Material provided:
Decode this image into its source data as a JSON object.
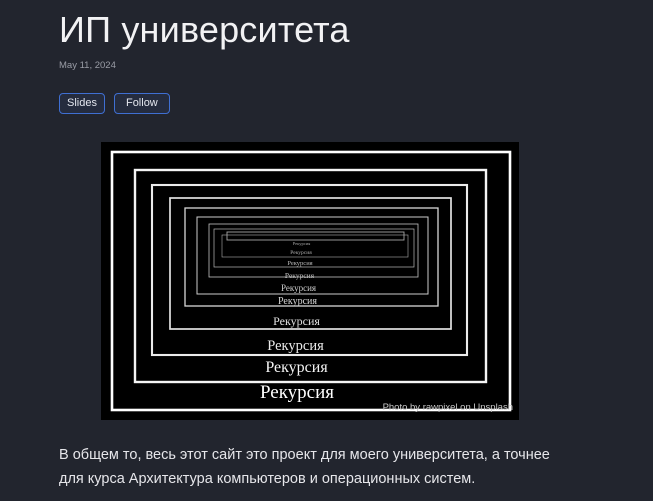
{
  "post": {
    "title": "ИП университета",
    "date": "May 11, 2024",
    "tags": [
      "Slides",
      "Follow"
    ],
    "image": {
      "frame_label": "Рекурсия",
      "credit": "Photo by rawpixel on Unsplash"
    },
    "paragraph_lines": [
      "В общем то, весь этот сайт это проект для моего университета, а точнее",
      "для курса Архитектура компьютеров и операционных систем."
    ]
  },
  "colors": {
    "background": "#22252e",
    "tag_border": "#3f6fd2",
    "text": "#e6e6ea",
    "muted": "#9a9da6"
  }
}
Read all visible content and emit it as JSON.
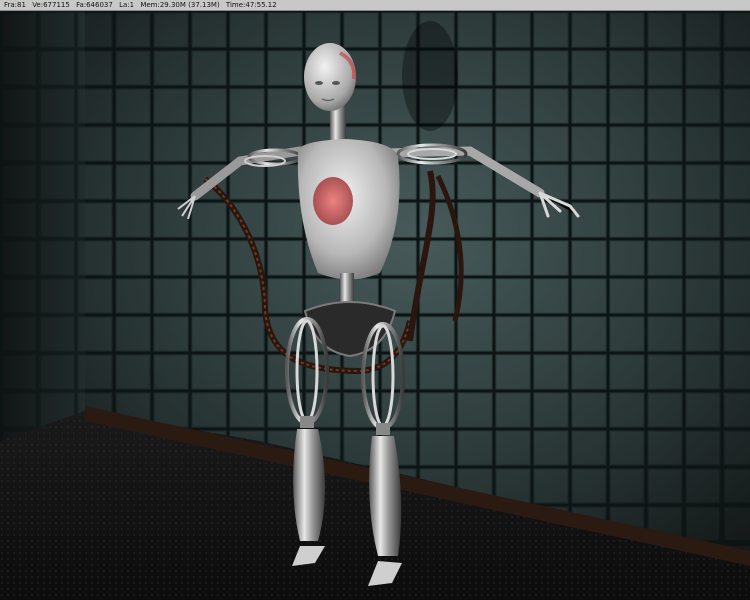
{
  "status": {
    "frame": "Fra:81",
    "vertices": "Ve:677115",
    "faces": "Fa:646037",
    "lamps": "La:1",
    "memory": "Mem:29.30M (37.13M)",
    "time": "Time:47:55.12"
  },
  "render": {
    "subject": "robot-figure",
    "background_color": "#0b0b0b",
    "wall_color": "#2a3a3a",
    "floor_color": "#141414",
    "accent_color": "#c0484a"
  }
}
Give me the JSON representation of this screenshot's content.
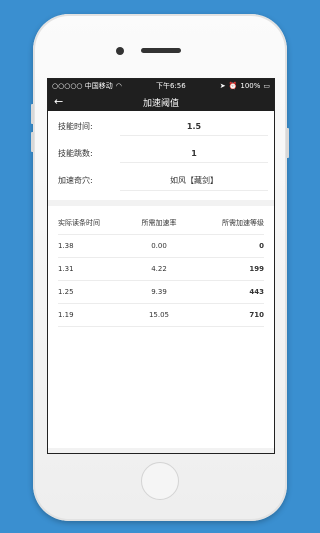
{
  "status_bar": {
    "carrier": "○○○○○ 中国移动",
    "time": "下午6:56",
    "battery": "100%",
    "icons": [
      "wifi-icon",
      "location-icon",
      "alarm-icon",
      "battery-icon"
    ]
  },
  "nav": {
    "title": "加速阈值",
    "back_icon": "←"
  },
  "form": {
    "skill_time": {
      "label": "技能时间:",
      "value": "1.5"
    },
    "skill_hops": {
      "label": "技能跳数:",
      "value": "1"
    },
    "acupoint": {
      "label": "加速奇穴:",
      "value": "如风【藏剑】"
    }
  },
  "table": {
    "headers": [
      "实际读条时间",
      "所需加速率",
      "所需加速等级"
    ],
    "rows": [
      [
        "1.38",
        "0.00",
        "0"
      ],
      [
        "1.31",
        "4.22",
        "199"
      ],
      [
        "1.25",
        "9.39",
        "443"
      ],
      [
        "1.19",
        "15.05",
        "710"
      ]
    ]
  }
}
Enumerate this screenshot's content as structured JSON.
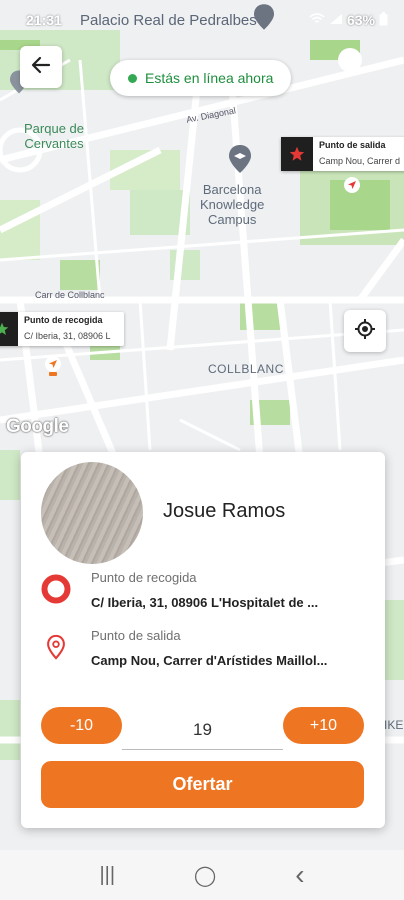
{
  "status_bar": {
    "time": "21:31",
    "battery": "63%",
    "behind_text": "Palacio Real de Pedralbes"
  },
  "map": {
    "labels": {
      "parque": "Parque de\nCervantes",
      "knowledge": "Barcelona\nKnowledge\nCampus",
      "collblanc": "COLLBLANC",
      "carrer_collblanc": "Carr de Collblanc",
      "av_diagonal": "Av. Diagonal",
      "right_edge": "IKE"
    },
    "online_status": "Estás en línea ahora",
    "google": "Google",
    "dropoff_marker": {
      "title": "Punto de salida",
      "subtitle": "Camp Nou, Carrer d"
    },
    "pickup_marker": {
      "title": "Punto de recogida",
      "subtitle": "C/ Iberia, 31, 08906 L"
    }
  },
  "trip": {
    "passenger_name": "Josue Ramos",
    "pickup_label": "Punto de recogida",
    "pickup_address": "C/ Iberia, 31, 08906 L'Hospitalet de ...",
    "dropoff_label": "Punto de salida",
    "dropoff_address": "Camp Nou, Carrer d'Arístides Maillol...",
    "decrease_label": "-10",
    "price_value": "19",
    "increase_label": "+10",
    "offer_label": "Ofertar"
  },
  "colors": {
    "accent": "#ee7623",
    "online_green": "#34a853",
    "pickup_red": "#e53935"
  },
  "navbar": {
    "recents_glyph": "|||",
    "home_glyph": "◯",
    "back_glyph": "‹"
  }
}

Directive: Reproduce the data verbatim. Do not carry any picture into the copy.

Task result:
Decode this image into its source data as a JSON object.
{
  "post": {
    "title": "ИП университета",
    "date": "May 11, 2024",
    "tags": [
      "Slides",
      "Follow"
    ],
    "image": {
      "frame_label": "Рекурсия",
      "credit": "Photo by rawpixel on Unsplash"
    },
    "paragraph_lines": [
      "В общем то, весь этот сайт это проект для моего университета, а точнее",
      "для курса Архитектура компьютеров и операционных систем."
    ]
  },
  "colors": {
    "background": "#22252e",
    "tag_border": "#3f6fd2",
    "text": "#e6e6ea",
    "muted": "#9a9da6"
  }
}
Read all visible content and emit it as JSON.
{
  "status": {
    "frame": "Fra:81",
    "vertices": "Ve:677115",
    "faces": "Fa:646037",
    "lamps": "La:1",
    "memory": "Mem:29.30M (37.13M)",
    "time": "Time:47:55.12"
  },
  "render": {
    "subject": "robot-figure",
    "background_color": "#0b0b0b",
    "wall_color": "#2a3a3a",
    "floor_color": "#141414",
    "accent_color": "#c0484a"
  }
}
Give me the JSON representation of this screenshot's content.
{
  "status_bar": {
    "carrier": "○○○○○ 中国移动",
    "time": "下午6:56",
    "battery": "100%",
    "icons": [
      "wifi-icon",
      "location-icon",
      "alarm-icon",
      "battery-icon"
    ]
  },
  "nav": {
    "title": "加速阈值",
    "back_icon": "←"
  },
  "form": {
    "skill_time": {
      "label": "技能时间:",
      "value": "1.5"
    },
    "skill_hops": {
      "label": "技能跳数:",
      "value": "1"
    },
    "acupoint": {
      "label": "加速奇穴:",
      "value": "如风【藏剑】"
    }
  },
  "table": {
    "headers": [
      "实际读条时间",
      "所需加速率",
      "所需加速等级"
    ],
    "rows": [
      [
        "1.38",
        "0.00",
        "0"
      ],
      [
        "1.31",
        "4.22",
        "199"
      ],
      [
        "1.25",
        "9.39",
        "443"
      ],
      [
        "1.19",
        "15.05",
        "710"
      ]
    ]
  }
}
Enumerate this screenshot's content as structured JSON.
{
  "status_bar": {
    "time": "21:31",
    "battery": "63%",
    "behind_text": "Palacio Real de Pedralbes"
  },
  "map": {
    "labels": {
      "parque": "Parque de\nCervantes",
      "knowledge": "Barcelona\nKnowledge\nCampus",
      "collblanc": "COLLBLANC",
      "carrer_collblanc": "Carr de Collblanc",
      "av_diagonal": "Av. Diagonal",
      "right_edge": "IKE"
    },
    "online_status": "Estás en línea ahora",
    "google": "Google",
    "dropoff_marker": {
      "title": "Punto de salida",
      "subtitle": "Camp Nou, Carrer d"
    },
    "pickup_marker": {
      "title": "Punto de recogida",
      "subtitle": "C/ Iberia, 31, 08906 L"
    }
  },
  "trip": {
    "passenger_name": "Josue Ramos",
    "pickup_label": "Punto de recogida",
    "pickup_address": "C/ Iberia, 31, 08906 L'Hospitalet de ...",
    "dropoff_label": "Punto de salida",
    "dropoff_address": "Camp Nou, Carrer d'Arístides Maillol...",
    "decrease_label": "-10",
    "price_value": "19",
    "increase_label": "+10",
    "offer_label": "Ofertar"
  },
  "colors": {
    "accent": "#ee7623",
    "online_green": "#34a853",
    "pickup_red": "#e53935"
  },
  "navbar": {
    "recents_glyph": "|||",
    "home_glyph": "◯",
    "back_glyph": "‹"
  }
}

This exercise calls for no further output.